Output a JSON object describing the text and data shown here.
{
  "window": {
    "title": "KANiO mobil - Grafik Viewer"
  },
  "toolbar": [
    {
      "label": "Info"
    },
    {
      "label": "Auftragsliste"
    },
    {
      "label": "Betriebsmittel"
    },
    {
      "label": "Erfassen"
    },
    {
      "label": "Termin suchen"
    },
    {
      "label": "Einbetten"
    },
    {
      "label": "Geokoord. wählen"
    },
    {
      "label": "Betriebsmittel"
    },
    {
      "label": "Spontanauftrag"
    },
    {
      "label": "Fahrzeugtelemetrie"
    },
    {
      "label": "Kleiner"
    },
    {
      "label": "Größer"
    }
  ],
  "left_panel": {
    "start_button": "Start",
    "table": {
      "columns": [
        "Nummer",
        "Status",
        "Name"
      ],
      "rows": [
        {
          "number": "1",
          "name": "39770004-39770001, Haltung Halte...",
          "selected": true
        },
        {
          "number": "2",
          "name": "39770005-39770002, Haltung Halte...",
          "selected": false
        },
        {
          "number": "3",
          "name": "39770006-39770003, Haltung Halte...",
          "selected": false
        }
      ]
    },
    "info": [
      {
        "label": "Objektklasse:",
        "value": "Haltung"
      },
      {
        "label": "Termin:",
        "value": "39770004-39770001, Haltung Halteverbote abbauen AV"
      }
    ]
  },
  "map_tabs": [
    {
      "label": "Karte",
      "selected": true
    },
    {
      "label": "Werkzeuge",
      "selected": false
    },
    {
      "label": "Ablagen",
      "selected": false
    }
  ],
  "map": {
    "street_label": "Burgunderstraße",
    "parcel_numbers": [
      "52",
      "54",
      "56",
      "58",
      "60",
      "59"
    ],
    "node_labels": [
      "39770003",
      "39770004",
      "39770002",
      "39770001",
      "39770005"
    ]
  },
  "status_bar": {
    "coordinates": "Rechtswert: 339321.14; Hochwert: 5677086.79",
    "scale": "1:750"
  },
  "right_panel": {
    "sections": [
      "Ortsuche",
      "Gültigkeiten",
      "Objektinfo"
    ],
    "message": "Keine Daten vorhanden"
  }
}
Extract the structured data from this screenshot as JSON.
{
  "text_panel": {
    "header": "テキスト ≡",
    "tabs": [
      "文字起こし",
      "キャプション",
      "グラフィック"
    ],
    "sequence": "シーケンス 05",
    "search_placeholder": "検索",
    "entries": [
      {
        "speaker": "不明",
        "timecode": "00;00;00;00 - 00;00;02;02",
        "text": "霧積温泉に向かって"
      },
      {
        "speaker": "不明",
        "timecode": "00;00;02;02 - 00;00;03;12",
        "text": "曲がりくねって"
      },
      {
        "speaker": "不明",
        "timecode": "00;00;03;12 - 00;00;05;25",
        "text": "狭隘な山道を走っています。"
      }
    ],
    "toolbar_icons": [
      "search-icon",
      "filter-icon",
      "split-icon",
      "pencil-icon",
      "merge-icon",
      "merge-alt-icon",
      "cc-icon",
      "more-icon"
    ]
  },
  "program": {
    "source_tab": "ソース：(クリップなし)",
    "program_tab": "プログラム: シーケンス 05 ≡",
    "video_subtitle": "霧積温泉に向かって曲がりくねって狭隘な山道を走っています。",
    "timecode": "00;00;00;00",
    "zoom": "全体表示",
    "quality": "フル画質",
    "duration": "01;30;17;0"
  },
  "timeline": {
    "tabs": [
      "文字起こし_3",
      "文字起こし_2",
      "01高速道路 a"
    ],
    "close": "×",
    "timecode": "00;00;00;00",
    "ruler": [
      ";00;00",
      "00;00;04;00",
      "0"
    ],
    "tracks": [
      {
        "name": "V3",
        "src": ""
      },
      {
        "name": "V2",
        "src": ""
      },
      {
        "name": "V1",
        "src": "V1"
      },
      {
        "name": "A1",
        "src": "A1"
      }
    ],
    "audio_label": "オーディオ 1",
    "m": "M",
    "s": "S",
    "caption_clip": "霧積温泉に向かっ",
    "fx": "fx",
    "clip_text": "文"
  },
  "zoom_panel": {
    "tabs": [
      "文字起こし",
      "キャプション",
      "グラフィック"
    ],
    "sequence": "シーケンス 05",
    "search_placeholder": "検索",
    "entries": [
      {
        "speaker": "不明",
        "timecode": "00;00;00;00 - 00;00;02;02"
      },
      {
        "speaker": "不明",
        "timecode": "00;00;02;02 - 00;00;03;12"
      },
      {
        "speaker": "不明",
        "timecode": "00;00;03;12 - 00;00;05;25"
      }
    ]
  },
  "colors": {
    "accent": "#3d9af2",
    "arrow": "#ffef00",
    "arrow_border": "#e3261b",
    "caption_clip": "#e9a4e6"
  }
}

» **Job**
Make an exact copy of every line in the data.

» **Task output**
Output a JSON object describing the text and data shown here.
{
  "window": {
    "title": "KANiO mobil - Grafik Viewer"
  },
  "toolbar": [
    {
      "label": "Info"
    },
    {
      "label": "Auftragsliste"
    },
    {
      "label": "Betriebsmittel"
    },
    {
      "label": "Erfassen"
    },
    {
      "label": "Termin suchen"
    },
    {
      "label": "Einbetten"
    },
    {
      "label": "Geokoord. wählen"
    },
    {
      "label": "Betriebsmittel"
    },
    {
      "label": "Spontanauftrag"
    },
    {
      "label": "Fahrzeugtelemetrie"
    },
    {
      "label": "Kleiner"
    },
    {
      "label": "Größer"
    }
  ],
  "left_panel": {
    "start_button": "Start",
    "table": {
      "columns": [
        "Nummer",
        "Status",
        "Name"
      ],
      "rows": [
        {
          "number": "1",
          "name": "39770004-39770001, Haltung Halte...",
          "selected": true
        },
        {
          "number": "2",
          "name": "39770005-39770002, Haltung Halte...",
          "selected": false
        },
        {
          "number": "3",
          "name": "39770006-39770003, Haltung Halte...",
          "selected": false
        }
      ]
    },
    "info": [
      {
        "label": "Objektklasse:",
        "value": "Haltung"
      },
      {
        "label": "Termin:",
        "value": "39770004-39770001, Haltung Halteverbote abbauen AV"
      }
    ]
  },
  "map_tabs": [
    {
      "label": "Karte",
      "selected": true
    },
    {
      "label": "Werkzeuge",
      "selected": false
    },
    {
      "label": "Ablagen",
      "selected": false
    }
  ],
  "map": {
    "street_label": "Burgunderstraße",
    "parcel_numbers": [
      "52",
      "54",
      "56",
      "58",
      "60",
      "59"
    ],
    "node_labels": [
      "39770003",
      "39770004",
      "39770002",
      "39770001",
      "39770005"
    ]
  },
  "status_bar": {
    "coordinates": "Rechtswert: 339321.14; Hochwert: 5677086.79",
    "scale": "1:750"
  },
  "right_panel": {
    "sections": [
      "Ortsuche",
      "Gültigkeiten",
      "Objektinfo"
    ],
    "message": "Keine Daten vorhanden"
  }
}
Extract the structured data from this screenshot as JSON.
{
  "text_panel": {
    "header": "テキスト ≡",
    "tabs": [
      "文字起こし",
      "キャプション",
      "グラフィック"
    ],
    "sequence": "シーケンス 05",
    "search_placeholder": "検索",
    "entries": [
      {
        "speaker": "不明",
        "timecode": "00;00;00;00 - 00;00;02;02",
        "text": "霧積温泉に向かって"
      },
      {
        "speaker": "不明",
        "timecode": "00;00;02;02 - 00;00;03;12",
        "text": "曲がりくねって"
      },
      {
        "speaker": "不明",
        "timecode": "00;00;03;12 - 00;00;05;25",
        "text": "狭隘な山道を走っています。"
      }
    ],
    "toolbar_icons": [
      "search-icon",
      "filter-icon",
      "split-icon",
      "pencil-icon",
      "merge-icon",
      "merge-alt-icon",
      "cc-icon",
      "more-icon"
    ]
  },
  "program": {
    "source_tab": "ソース：(クリップなし)",
    "program_tab": "プログラム: シーケンス 05 ≡",
    "video_subtitle": "霧積温泉に向かって曲がりくねって狭隘な山道を走っています。",
    "timecode": "00;00;00;00",
    "zoom": "全体表示",
    "quality": "フル画質",
    "duration": "01;30;17;0"
  },
  "timeline": {
    "tabs": [
      "文字起こし_3",
      "文字起こし_2",
      "01高速道路 a"
    ],
    "close": "×",
    "timecode": "00;00;00;00",
    "ruler": [
      ";00;00",
      "00;00;04;00",
      "0"
    ],
    "tracks": [
      {
        "name": "V3",
        "src": ""
      },
      {
        "name": "V2",
        "src": ""
      },
      {
        "name": "V1",
        "src": "V1"
      },
      {
        "name": "A1",
        "src": "A1"
      }
    ],
    "audio_label": "オーディオ 1",
    "m": "M",
    "s": "S",
    "caption_clip": "霧積温泉に向かっ",
    "fx": "fx",
    "clip_text": "文"
  },
  "zoom_panel": {
    "tabs": [
      "文字起こし",
      "キャプション",
      "グラフィック"
    ],
    "sequence": "シーケンス 05",
    "search_placeholder": "検索",
    "entries": [
      {
        "speaker": "不明",
        "timecode": "00;00;00;00 - 00;00;02;02"
      },
      {
        "speaker": "不明",
        "timecode": "00;00;02;02 - 00;00;03;12"
      },
      {
        "speaker": "不明",
        "timecode": "00;00;03;12 - 00;00;05;25"
      }
    ]
  },
  "colors": {
    "accent": "#3d9af2",
    "arrow": "#ffef00",
    "arrow_border": "#e3261b",
    "caption_clip": "#e9a4e6"
  }
}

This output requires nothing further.